Go through the data below and copy it exactly, skipping every picture.

Records from a data collection
──────────────────────────────
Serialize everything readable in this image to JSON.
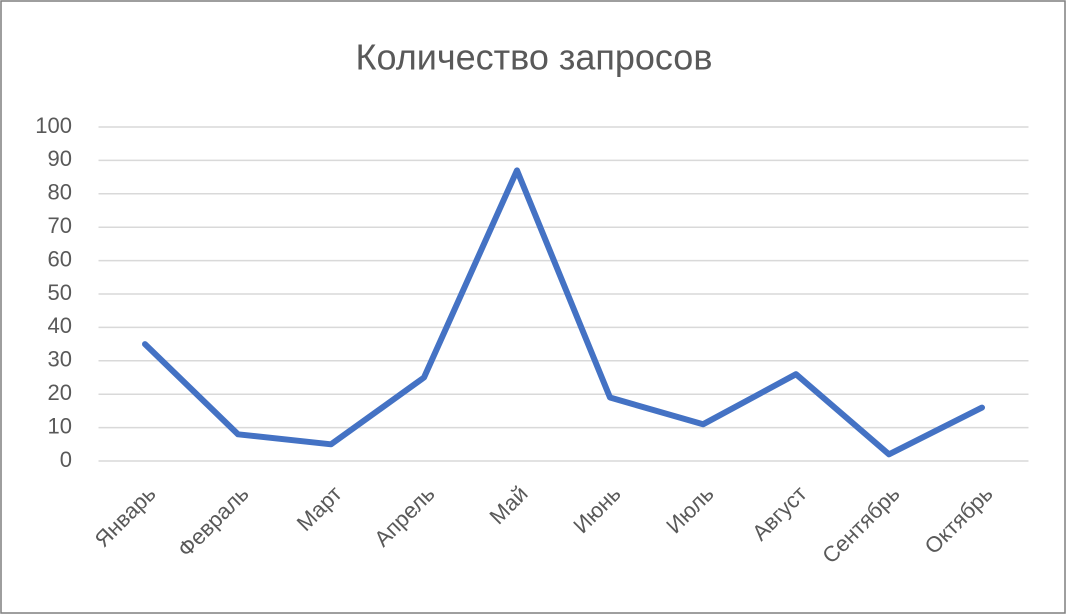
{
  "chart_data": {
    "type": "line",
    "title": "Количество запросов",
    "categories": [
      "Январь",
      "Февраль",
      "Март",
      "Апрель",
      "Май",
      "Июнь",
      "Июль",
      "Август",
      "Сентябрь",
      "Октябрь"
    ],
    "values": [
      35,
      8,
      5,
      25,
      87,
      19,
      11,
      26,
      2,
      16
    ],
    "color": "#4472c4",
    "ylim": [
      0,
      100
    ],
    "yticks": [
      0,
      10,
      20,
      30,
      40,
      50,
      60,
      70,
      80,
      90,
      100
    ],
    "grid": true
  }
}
──────────────────────────────
# Exercise answer
Serialize everything readable in this image to JSON.
{
  "chart_data": {
    "type": "line",
    "title": "Количество запросов",
    "categories": [
      "Январь",
      "Февраль",
      "Март",
      "Апрель",
      "Май",
      "Июнь",
      "Июль",
      "Август",
      "Сентябрь",
      "Октябрь"
    ],
    "values": [
      35,
      8,
      5,
      25,
      87,
      19,
      11,
      26,
      2,
      16
    ],
    "color": "#4472c4",
    "ylim": [
      0,
      100
    ],
    "yticks": [
      0,
      10,
      20,
      30,
      40,
      50,
      60,
      70,
      80,
      90,
      100
    ],
    "grid": true
  }
}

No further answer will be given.